EXERCISE BRIEF:
Transcribe the material in full, exactly as written.

Records excerpted from a collection:
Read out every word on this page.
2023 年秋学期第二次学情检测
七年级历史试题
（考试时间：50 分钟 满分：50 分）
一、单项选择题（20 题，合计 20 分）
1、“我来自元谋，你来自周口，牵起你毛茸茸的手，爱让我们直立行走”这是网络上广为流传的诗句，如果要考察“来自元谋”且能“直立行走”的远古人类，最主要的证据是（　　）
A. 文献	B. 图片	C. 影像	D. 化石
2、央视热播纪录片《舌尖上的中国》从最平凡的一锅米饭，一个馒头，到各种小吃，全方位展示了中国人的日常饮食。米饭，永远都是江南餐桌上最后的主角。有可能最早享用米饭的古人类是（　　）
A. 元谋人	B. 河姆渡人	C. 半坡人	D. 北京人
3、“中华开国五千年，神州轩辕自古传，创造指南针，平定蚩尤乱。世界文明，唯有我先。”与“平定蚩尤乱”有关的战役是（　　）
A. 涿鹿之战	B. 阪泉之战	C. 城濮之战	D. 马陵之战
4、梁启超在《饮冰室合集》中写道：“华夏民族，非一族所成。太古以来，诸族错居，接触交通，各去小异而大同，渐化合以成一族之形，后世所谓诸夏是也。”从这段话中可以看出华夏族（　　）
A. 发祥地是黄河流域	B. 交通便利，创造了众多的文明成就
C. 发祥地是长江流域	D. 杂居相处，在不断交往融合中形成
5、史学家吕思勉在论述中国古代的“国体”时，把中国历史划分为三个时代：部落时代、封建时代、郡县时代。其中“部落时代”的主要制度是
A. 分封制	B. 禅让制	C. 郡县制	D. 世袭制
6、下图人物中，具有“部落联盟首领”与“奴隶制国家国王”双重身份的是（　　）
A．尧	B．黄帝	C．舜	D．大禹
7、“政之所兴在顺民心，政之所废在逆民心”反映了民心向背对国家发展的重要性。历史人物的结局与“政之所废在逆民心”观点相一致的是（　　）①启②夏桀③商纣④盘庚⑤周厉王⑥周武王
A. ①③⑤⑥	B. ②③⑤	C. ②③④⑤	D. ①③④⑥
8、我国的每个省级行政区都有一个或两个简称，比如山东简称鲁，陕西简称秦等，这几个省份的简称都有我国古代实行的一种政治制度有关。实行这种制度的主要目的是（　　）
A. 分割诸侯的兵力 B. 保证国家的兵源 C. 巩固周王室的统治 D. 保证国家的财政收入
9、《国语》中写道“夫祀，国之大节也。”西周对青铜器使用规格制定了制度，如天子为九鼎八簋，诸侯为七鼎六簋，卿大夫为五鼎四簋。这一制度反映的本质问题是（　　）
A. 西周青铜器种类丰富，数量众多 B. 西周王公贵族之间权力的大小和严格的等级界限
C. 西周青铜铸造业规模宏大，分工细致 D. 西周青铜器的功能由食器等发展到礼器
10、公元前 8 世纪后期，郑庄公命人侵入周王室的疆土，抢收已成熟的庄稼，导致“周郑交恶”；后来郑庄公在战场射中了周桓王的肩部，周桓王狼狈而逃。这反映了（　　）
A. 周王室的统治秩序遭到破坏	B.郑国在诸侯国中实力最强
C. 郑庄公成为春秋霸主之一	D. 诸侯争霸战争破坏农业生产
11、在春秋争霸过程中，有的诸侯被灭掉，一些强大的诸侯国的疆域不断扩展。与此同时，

ANSWER IN FULL:
Read out every word on this page.
2023 年秋学期第二次学情检测
七年级历史试题
（考试时间：50 分钟 满分：50 分）
一、单项选择题（20 题，合计 20 分）
1、“我来自元谋，你来自周口，牵起你毛茸茸的手，爱让我们直立行走”这是网络上广为流传的诗句，如果要考察“来自元谋”且能“直立行走”的远古人类，最主要的证据是（　　）
A. 文献	B. 图片	C. 影像	D. 化石
2、央视热播纪录片《舌尖上的中国》从最平凡的一锅米饭，一个馒头，到各种小吃，全方位展示了中国人的日常饮食。米饭，永远都是江南餐桌上最后的主角。有可能最早享用米饭的古人类是（　　）
A. 元谋人	B. 河姆渡人	C. 半坡人	D. 北京人
3、“中华开国五千年，神州轩辕自古传，创造指南针，平定蚩尤乱。世界文明，唯有我先。”与“平定蚩尤乱”有关的战役是（　　）
A. 涿鹿之战	B. 阪泉之战	C. 城濮之战	D. 马陵之战
4、梁启超在《饮冰室合集》中写道：“华夏民族，非一族所成。太古以来，诸族错居，接触交通，各去小异而大同，渐化合以成一族之形，后世所谓诸夏是也。”从这段话中可以看出华夏族（　　）
A. 发祥地是黄河流域	B. 交通便利，创造了众多的文明成就
C. 发祥地是长江流域	D. 杂居相处，在不断交往融合中形成
5、史学家吕思勉在论述中国古代的“国体”时，把中国历史划分为三个时代：部落时代、封建时代、郡县时代。其中“部落时代”的主要制度是
A. 分封制	B. 禅让制	C. 郡县制	D. 世袭制
6、下图人物中，具有“部落联盟首领”与“奴隶制国家国王”双重身份的是（　　）
A．尧	B．黄帝	C．舜	D．大禹
7、“政之所兴在顺民心，政之所废在逆民心”反映了民心向背对国家发展的重要性。历史人物的结局与“政之所废在逆民心”观点相一致的是（　　）①启②夏桀③商纣④盘庚⑤周厉王⑥周武王
A. ①③⑤⑥	B. ②③⑤	C. ②③④⑤	D. ①③④⑥
8、我国的每个省级行政区都有一个或两个简称，比如山东简称鲁，陕西简称秦等，这几个省份的简称都有我国古代实行的一种政治制度有关。实行这种制度的主要目的是（　　）
A. 分割诸侯的兵力 B. 保证国家的兵源 C. 巩固周王室的统治 D. 保证国家的财政收入
9、《国语》中写道“夫祀，国之大节也。”西周对青铜器使用规格制定了制度，如天子为九鼎八簋，诸侯为七鼎六簋，卿大夫为五鼎四簋。这一制度反映的本质问题是（　　）
A. 西周青铜器种类丰富，数量众多 B. 西周王公贵族之间权力的大小和严格的等级界限
C. 西周青铜铸造业规模宏大，分工细致 D. 西周青铜器的功能由食器等发展到礼器
10、公元前 8 世纪后期，郑庄公命人侵入周王室的疆土，抢收已成熟的庄稼，导致“周郑交恶”；后来郑庄公在战场射中了周桓王的肩部，周桓王狼狈而逃。这反映了（　　）
A. 周王室的统治秩序遭到破坏	B.郑国在诸侯国中实力最强
C. 郑庄公成为春秋霸主之一	D. 诸侯争霸战争破坏农业生产
11、在春秋争霸过程中，有的诸侯被灭掉，一些强大的诸侯国的疆域不断扩展。与此同时，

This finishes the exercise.